Required work —
Read the records below and copy each line that contains "this".

☆ ☆ ☆

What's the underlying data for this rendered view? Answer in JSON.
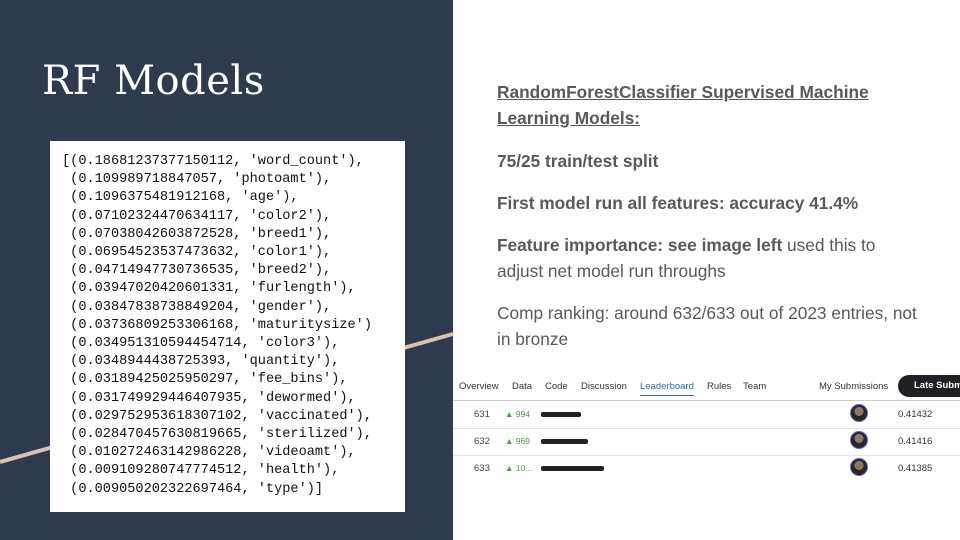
{
  "slide": {
    "title": "RF Models"
  },
  "feature_importances": [
    "[(0.18681237377150112, 'word_count'),",
    " (0.109989718847057, 'photoamt'),",
    " (0.1096375481912168, 'age'),",
    " (0.07102324470634117, 'color2'),",
    " (0.07038042603872528, 'breed1'),",
    " (0.06954523537473632, 'color1'),",
    " (0.04714947730736535, 'breed2'),",
    " (0.03947020420601331, 'furlength'),",
    " (0.03847838738849204, 'gender'),",
    " (0.03736809253306168, 'maturitysize')",
    " (0.03495131059445471​4, 'color3'),",
    " (0.0348944438725393, 'quantity'),",
    " (0.03189425025950297, 'fee_bins'),",
    " (0.031749929446407935, 'dewormed'),",
    " (0.029752953618307102, 'vaccinated'),",
    " (0.028470457630819665, 'sterilized'),",
    " (0.010272463142986228, 'videoamt'),",
    " (0.009109280747774512, 'health'),",
    " (0.009050202322697464, 'type')]"
  ],
  "notes": {
    "heading": "RandomForestClassifier Supervised Machine Learning Models:",
    "split": "75/25 train/test split",
    "first_model": "First model run all features: accuracy 41.4%",
    "feature_bold": "Feature importance: see image left",
    "feature_rest": " used this to adjust net model run throughs",
    "ranking": "Comp ranking: around 632/633 out of 2023 entries, not in bronze"
  },
  "leaderboard": {
    "tabs": [
      "Overview",
      "Data",
      "Code",
      "Discussion",
      "Leaderboard",
      "Rules",
      "Team"
    ],
    "active_tab": "Leaderboard",
    "my_submissions": "My Submissions",
    "late_submission": "Late Submi",
    "rows": [
      {
        "rank": "631",
        "change": "▲ 994",
        "score": "0.41432"
      },
      {
        "rank": "632",
        "change": "▲ 969",
        "score": "0.41416"
      },
      {
        "rank": "633",
        "change": "▲ 10...",
        "score": "0.41385"
      }
    ]
  },
  "colors": {
    "panel_bg": "#2f3a4f",
    "accent_line": "#d9c3b0",
    "text_gray": "#595959",
    "link_blue": "#2b6cb0",
    "rank_up_green": "#4c9b43"
  }
}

☆ ☆ ☆

Result of the task —
What's the underlying data for this rendered view? Answer in JSON.
    "feature_rest": " used this to adjust net model run throughs",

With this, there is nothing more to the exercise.